Top of DATA SHOWN

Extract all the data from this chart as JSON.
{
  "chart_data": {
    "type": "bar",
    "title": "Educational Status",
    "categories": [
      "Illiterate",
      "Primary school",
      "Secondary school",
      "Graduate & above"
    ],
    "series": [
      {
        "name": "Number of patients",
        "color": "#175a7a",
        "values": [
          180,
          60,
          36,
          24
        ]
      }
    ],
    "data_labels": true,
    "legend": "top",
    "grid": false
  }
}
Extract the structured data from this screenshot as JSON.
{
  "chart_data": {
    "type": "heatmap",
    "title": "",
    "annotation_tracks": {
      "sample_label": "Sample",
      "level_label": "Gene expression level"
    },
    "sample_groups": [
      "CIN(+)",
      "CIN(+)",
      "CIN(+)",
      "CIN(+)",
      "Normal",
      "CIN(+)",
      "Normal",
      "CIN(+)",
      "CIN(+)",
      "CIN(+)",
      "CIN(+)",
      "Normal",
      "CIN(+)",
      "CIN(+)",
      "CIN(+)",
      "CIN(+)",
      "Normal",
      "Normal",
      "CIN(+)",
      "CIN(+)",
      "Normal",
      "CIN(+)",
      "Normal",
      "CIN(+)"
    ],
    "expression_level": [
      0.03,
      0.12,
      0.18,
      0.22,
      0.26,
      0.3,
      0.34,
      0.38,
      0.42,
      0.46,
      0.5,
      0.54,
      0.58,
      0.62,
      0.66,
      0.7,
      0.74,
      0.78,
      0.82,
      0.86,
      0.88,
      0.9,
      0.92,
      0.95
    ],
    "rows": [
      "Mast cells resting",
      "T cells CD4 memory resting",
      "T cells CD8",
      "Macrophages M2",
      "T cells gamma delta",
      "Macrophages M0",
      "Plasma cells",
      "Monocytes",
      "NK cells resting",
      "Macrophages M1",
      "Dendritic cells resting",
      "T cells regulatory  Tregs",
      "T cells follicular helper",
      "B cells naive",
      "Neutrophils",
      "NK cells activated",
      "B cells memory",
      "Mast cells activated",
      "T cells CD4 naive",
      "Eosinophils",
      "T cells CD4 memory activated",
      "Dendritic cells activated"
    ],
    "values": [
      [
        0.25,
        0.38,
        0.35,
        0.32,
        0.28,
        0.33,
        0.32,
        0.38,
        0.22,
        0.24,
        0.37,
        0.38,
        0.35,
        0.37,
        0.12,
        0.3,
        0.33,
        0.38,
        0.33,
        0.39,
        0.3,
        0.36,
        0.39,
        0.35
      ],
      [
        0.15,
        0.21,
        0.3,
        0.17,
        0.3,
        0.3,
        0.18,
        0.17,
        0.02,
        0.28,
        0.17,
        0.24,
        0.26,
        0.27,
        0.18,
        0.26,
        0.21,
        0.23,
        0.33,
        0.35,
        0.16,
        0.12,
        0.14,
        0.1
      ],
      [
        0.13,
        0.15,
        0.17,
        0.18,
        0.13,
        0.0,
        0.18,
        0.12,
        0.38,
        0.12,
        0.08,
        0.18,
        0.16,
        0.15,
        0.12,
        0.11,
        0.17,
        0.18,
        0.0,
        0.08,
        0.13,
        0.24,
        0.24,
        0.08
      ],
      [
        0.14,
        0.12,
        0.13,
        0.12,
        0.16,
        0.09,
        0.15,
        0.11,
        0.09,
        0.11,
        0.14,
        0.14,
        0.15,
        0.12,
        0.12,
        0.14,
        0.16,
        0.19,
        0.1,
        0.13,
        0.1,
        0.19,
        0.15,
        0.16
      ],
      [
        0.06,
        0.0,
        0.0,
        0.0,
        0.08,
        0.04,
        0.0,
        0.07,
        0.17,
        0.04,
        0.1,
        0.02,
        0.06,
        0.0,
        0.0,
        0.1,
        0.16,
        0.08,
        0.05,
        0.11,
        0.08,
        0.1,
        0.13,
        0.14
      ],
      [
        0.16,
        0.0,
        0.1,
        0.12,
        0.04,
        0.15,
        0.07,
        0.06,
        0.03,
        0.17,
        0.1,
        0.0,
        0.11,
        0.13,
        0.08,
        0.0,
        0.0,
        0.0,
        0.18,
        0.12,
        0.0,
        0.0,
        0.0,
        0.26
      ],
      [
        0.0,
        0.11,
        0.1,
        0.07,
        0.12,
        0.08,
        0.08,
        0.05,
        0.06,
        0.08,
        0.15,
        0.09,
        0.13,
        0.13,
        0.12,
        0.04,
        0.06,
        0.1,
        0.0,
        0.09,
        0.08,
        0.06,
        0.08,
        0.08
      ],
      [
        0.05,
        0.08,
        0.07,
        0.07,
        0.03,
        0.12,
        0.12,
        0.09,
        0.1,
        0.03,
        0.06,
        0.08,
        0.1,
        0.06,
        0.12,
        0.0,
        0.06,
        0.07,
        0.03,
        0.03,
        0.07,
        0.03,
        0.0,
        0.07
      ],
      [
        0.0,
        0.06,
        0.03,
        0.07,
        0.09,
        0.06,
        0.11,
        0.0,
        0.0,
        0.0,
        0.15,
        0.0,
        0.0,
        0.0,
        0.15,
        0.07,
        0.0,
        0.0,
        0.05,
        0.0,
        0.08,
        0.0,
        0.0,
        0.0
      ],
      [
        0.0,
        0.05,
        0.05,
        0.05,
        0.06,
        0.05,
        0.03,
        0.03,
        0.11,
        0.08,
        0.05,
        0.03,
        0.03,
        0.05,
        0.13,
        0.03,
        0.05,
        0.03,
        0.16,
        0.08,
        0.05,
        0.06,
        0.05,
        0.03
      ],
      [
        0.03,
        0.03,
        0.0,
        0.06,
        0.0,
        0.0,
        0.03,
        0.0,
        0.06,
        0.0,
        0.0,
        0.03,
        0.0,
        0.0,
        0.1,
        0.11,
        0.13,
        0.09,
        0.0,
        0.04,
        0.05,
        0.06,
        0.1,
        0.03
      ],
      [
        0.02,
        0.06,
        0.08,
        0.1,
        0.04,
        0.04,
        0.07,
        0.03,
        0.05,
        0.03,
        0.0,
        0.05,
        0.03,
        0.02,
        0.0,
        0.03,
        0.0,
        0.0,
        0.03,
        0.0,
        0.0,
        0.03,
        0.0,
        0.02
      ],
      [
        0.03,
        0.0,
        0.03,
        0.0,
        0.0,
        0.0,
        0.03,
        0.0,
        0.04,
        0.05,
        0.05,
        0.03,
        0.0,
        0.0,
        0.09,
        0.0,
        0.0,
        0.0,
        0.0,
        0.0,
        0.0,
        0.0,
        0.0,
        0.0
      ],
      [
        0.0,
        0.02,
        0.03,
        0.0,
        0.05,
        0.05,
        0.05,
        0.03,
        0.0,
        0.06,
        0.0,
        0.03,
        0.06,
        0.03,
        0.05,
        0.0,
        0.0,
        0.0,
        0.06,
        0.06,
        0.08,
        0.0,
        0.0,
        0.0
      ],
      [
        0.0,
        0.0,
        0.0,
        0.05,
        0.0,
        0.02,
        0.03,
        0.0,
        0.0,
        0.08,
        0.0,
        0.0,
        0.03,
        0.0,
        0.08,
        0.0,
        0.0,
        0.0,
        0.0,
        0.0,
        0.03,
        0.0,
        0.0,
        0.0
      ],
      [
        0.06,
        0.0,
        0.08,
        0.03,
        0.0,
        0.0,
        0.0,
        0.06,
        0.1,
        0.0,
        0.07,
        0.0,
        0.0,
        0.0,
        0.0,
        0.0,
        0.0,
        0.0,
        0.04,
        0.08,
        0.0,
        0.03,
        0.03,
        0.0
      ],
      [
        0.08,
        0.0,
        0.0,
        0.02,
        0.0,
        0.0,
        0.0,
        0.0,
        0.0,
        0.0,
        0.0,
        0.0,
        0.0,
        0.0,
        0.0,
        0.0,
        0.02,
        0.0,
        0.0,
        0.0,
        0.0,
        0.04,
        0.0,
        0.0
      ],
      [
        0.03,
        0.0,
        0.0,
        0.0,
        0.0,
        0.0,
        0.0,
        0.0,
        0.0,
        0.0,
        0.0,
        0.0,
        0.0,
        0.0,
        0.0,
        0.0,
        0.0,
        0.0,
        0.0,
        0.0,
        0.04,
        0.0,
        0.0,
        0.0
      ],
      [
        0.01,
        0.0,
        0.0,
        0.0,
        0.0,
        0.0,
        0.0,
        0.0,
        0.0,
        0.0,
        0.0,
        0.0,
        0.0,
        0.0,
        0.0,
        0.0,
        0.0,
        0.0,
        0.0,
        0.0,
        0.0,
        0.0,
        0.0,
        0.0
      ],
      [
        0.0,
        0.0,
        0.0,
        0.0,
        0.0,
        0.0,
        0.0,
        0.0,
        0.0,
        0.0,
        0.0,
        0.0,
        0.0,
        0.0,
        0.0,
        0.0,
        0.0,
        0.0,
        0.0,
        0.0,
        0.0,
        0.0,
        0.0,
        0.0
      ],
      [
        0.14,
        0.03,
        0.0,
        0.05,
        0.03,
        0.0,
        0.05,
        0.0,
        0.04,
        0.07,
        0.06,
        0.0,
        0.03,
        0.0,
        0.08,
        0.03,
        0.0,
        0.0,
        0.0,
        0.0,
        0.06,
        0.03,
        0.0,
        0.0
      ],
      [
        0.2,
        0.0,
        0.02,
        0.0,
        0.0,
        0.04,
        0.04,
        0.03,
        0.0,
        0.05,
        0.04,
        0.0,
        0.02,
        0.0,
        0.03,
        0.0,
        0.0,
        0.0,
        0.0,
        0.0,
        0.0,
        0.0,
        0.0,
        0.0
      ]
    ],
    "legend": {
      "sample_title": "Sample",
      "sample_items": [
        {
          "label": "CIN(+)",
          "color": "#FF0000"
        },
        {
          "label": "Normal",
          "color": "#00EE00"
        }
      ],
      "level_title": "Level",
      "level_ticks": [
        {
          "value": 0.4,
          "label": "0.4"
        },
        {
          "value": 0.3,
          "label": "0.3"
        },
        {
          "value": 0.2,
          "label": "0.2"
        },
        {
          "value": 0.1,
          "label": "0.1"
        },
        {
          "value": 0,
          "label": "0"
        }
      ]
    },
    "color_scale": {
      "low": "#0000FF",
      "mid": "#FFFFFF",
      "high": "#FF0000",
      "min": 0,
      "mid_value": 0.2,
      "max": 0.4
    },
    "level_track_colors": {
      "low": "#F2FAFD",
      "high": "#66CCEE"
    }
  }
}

Bottom of DATA SHOWN

The response must give every line from the material above that holds the string "memory".

### EXERCISE RESULT
      "T cells CD4 memory resting",
      "B cells memory",
      "T cells CD4 memory activated",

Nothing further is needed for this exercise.